**Set task**. Identify each line below containing the string "commisces" and copy it.

** start Records shown **

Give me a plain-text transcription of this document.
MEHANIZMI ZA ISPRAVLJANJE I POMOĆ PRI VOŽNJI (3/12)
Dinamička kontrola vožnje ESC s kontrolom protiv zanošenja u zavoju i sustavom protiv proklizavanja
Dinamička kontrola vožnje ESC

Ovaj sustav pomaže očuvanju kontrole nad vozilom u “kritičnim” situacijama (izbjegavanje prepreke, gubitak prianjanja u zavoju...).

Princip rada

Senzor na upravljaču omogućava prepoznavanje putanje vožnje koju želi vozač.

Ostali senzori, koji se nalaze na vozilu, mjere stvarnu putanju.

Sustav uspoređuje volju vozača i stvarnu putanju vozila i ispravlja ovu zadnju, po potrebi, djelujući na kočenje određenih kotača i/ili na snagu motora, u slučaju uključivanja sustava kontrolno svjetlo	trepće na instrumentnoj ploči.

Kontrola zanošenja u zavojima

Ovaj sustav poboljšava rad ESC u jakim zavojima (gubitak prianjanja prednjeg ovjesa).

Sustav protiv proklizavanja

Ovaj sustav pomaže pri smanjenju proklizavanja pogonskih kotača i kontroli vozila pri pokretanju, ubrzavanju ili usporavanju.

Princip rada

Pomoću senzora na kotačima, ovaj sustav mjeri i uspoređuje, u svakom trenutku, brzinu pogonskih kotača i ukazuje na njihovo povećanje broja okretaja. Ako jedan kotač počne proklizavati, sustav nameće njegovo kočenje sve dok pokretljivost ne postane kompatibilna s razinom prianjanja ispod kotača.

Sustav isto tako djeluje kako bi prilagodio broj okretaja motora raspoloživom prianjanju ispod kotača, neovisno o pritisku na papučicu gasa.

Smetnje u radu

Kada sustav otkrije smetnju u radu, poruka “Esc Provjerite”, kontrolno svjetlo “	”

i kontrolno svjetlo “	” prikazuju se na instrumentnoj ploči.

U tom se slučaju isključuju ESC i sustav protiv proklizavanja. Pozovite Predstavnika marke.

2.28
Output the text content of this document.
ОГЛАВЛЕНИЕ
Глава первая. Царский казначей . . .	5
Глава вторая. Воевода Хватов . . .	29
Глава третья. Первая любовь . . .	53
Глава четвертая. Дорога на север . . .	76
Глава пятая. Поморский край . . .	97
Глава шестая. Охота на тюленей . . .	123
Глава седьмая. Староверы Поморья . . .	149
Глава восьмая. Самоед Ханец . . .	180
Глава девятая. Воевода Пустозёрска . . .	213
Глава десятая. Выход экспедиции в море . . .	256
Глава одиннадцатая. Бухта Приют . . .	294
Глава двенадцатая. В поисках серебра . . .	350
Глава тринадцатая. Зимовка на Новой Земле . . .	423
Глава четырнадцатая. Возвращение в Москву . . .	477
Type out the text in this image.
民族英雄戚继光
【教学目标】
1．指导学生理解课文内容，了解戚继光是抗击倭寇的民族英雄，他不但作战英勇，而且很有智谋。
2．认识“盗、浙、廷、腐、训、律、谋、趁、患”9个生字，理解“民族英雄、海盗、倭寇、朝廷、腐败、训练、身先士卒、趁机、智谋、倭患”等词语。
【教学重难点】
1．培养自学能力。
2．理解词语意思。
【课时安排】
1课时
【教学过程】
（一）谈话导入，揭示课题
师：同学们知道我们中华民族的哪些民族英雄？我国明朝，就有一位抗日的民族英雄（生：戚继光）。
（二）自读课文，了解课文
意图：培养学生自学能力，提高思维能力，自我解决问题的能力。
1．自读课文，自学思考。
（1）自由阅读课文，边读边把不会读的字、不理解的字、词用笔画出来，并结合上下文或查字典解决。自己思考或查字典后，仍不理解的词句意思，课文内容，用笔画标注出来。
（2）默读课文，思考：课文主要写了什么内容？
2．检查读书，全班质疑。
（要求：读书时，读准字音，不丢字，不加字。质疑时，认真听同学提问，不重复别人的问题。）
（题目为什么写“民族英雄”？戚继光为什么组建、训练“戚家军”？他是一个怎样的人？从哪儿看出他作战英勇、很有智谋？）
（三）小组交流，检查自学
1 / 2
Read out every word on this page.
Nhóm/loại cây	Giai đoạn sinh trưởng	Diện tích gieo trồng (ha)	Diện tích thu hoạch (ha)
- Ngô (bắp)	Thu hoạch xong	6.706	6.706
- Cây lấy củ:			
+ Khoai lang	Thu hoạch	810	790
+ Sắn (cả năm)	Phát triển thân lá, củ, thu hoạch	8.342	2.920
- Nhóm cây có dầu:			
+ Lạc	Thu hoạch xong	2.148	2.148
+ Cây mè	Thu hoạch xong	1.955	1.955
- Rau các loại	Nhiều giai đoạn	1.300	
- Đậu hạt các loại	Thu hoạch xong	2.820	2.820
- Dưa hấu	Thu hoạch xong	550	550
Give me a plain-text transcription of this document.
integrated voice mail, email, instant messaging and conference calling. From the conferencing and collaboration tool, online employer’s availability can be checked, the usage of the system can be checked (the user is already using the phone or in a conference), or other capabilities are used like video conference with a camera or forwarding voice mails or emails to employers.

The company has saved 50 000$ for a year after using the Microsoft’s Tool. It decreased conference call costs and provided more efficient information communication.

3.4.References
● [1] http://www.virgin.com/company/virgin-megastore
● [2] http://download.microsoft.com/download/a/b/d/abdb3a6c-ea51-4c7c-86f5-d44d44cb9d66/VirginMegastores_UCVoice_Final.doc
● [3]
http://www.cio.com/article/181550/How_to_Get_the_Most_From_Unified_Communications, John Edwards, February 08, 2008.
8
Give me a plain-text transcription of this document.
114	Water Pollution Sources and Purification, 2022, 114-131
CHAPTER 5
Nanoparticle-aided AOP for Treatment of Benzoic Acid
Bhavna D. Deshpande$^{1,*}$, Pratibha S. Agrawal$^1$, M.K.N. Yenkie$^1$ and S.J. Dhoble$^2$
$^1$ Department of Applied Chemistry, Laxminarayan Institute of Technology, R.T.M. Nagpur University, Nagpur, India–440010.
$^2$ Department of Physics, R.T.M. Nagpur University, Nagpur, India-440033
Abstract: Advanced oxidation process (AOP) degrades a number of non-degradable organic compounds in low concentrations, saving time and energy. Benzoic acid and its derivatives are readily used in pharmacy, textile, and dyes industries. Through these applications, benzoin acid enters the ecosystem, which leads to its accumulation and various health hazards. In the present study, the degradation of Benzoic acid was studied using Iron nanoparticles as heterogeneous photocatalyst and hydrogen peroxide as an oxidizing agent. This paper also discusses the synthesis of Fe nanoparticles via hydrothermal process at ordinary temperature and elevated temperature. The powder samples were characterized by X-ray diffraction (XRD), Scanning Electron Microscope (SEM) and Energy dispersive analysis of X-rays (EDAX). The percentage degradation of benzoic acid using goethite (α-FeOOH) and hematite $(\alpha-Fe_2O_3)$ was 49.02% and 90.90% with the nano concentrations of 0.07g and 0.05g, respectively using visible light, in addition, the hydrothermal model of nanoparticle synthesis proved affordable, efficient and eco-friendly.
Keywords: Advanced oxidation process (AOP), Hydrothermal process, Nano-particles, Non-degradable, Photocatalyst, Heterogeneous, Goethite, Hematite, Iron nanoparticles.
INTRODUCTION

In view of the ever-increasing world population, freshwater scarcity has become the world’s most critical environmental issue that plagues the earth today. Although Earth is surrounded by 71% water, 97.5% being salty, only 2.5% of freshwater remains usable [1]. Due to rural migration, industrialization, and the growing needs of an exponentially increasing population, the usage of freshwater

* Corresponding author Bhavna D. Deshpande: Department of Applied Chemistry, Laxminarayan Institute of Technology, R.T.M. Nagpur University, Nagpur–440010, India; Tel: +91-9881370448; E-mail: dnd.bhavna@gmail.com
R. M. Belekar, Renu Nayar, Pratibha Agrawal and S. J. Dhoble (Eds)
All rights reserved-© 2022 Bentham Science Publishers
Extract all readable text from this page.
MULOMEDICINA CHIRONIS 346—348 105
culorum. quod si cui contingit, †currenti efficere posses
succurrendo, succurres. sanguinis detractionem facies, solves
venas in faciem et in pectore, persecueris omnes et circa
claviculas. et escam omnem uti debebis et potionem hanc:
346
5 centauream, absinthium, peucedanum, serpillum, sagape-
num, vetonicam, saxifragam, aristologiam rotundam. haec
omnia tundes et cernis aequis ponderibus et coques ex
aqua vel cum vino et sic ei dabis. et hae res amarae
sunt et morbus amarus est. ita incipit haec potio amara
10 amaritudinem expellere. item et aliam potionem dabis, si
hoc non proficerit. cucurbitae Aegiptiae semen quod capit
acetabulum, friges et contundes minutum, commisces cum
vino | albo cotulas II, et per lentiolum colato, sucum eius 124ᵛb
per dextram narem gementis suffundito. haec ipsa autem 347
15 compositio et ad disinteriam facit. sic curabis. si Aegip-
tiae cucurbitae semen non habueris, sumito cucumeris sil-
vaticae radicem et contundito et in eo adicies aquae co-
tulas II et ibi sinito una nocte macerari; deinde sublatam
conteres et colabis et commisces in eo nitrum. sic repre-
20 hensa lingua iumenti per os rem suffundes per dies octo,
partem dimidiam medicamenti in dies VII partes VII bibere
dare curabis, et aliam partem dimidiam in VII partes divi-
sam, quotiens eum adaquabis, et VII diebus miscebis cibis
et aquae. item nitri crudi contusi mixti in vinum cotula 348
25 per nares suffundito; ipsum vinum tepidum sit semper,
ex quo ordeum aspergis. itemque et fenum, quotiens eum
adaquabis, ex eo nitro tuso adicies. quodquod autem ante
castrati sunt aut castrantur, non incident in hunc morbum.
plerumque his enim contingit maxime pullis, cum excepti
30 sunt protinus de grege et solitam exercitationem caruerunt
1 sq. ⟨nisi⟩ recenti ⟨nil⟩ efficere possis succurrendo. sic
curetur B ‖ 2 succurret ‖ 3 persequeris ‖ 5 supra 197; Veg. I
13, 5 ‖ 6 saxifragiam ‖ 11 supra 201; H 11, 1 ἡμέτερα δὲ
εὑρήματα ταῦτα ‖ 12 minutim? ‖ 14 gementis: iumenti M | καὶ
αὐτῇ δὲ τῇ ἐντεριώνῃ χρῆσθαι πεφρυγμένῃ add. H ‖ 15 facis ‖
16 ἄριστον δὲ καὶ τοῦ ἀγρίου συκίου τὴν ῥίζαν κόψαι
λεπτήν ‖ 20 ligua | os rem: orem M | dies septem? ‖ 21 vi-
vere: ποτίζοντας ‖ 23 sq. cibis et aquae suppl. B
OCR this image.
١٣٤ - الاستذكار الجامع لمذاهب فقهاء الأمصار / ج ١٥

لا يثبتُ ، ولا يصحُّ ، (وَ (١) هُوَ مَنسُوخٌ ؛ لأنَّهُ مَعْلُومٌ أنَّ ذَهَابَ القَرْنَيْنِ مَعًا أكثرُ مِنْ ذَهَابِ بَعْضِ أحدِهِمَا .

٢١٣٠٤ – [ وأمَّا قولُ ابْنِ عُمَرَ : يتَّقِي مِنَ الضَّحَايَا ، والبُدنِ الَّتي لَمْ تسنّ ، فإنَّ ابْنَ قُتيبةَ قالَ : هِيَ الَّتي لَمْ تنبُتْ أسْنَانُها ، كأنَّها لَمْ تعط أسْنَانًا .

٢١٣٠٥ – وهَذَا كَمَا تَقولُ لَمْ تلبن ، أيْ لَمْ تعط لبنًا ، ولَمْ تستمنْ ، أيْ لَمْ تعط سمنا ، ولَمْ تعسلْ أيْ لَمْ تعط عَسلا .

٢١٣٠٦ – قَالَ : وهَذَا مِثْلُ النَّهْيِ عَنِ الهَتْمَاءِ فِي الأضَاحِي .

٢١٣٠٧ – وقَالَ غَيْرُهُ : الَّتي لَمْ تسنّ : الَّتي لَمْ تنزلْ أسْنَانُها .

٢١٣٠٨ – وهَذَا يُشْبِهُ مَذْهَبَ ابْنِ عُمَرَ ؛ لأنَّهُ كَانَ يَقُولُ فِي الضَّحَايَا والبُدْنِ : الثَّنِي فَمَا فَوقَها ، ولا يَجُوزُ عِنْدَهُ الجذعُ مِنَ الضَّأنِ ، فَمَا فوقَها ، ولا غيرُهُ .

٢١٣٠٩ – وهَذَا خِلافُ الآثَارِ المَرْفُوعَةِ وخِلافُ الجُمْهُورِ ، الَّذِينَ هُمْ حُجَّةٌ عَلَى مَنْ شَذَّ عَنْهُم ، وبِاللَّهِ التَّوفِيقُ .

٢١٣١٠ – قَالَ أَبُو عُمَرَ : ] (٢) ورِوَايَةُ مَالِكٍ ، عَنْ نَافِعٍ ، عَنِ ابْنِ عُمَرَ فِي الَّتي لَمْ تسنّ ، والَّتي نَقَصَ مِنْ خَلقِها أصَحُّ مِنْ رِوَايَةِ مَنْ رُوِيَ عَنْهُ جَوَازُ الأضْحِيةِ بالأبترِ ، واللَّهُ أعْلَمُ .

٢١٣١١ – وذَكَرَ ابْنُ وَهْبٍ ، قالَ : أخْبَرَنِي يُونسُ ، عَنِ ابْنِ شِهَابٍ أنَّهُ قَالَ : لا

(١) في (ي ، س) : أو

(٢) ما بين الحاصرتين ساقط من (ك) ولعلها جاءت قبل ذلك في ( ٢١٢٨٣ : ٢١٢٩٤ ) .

** end Records shown **

**Problem solution**.
acetabulum, friges et contundes minutum, commisces cum
conteres et colabis et commisces in eo nitrum. sic repre-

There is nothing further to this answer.